[LeetCode] Partition List

Given a linked list and a value x, partition it such that all nodes less than x come before nodes greater than or equal to x.

You should preserve the original relative order of the nodes in each of the two partitions.

For example,
Given 1->4->3->2->5->2 and x = 3,
return 1->2->2->4->3->5.

Solution:

/**

 * Definition for singly-linked list.

 * struct ListNode {

 *     int val;

 *     ListNode *next;

 *     ListNode(int x) : val(x), next(NULL) {}

 * };

 */

class Solution {

public:

    ListNode *partition(ListNode *head, int x) {

        if(head == NULL) return head;

        

        ListNode *ans_head = NULL,*ans_end = NULL, *tmp = head;

        while(tmp != NULL)

        {

            if(tmp -> val < x) 

            {   

                ListNode *ln = new ListNode(tmp -> val);

                if(ans_head == NULL)

                {

                    ans_head = ln;

                    ans_end = ln;

                }

                else

                {

                    ans_end -> next = ln;

                    ans_end = ln;

                }

            }

            

            tmp = tmp -> next;

        }

        

        tmp = head;

        while(tmp != NULL)

        {

            if(tmp -> val >= x) 

            {   

                ListNode *ln = new ListNode(tmp -> val);

                if(ans_head == NULL)

                {

                    ans_head = ln;

                    ans_end = ln;

                }

                else

                {

                    ans_end -> next = ln;

                    ans_end = ln;

                }

            }

            

            tmp = tmp -> next;

        }

        

        return ans_head;

    }

};

PROBLEM DESCRIPTION: Rename "tmp" to "curr" as you write out the partition list solution again, starting with "ListNode *partition(ListNode *head, int" and going on through "if(tmp -> val < x)". You won't need the data for this.

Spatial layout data

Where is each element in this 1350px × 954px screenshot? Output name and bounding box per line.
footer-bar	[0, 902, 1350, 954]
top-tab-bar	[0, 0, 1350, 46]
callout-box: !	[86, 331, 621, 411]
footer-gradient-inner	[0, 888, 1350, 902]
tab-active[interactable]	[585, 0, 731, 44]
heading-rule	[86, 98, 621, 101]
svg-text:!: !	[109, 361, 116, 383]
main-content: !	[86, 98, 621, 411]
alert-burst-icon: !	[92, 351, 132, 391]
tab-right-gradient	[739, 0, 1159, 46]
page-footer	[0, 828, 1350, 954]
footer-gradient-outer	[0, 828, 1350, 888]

COMPLETE OUTPUT:
ListNode *partition(ListNode *head, int x) {

        if(head == NULL) return head;

        

        ListNode *ans_head = NULL,*ans_end = NULL, *curr = head;

        while(curr != NULL)

        {

            if(curr -> val < x)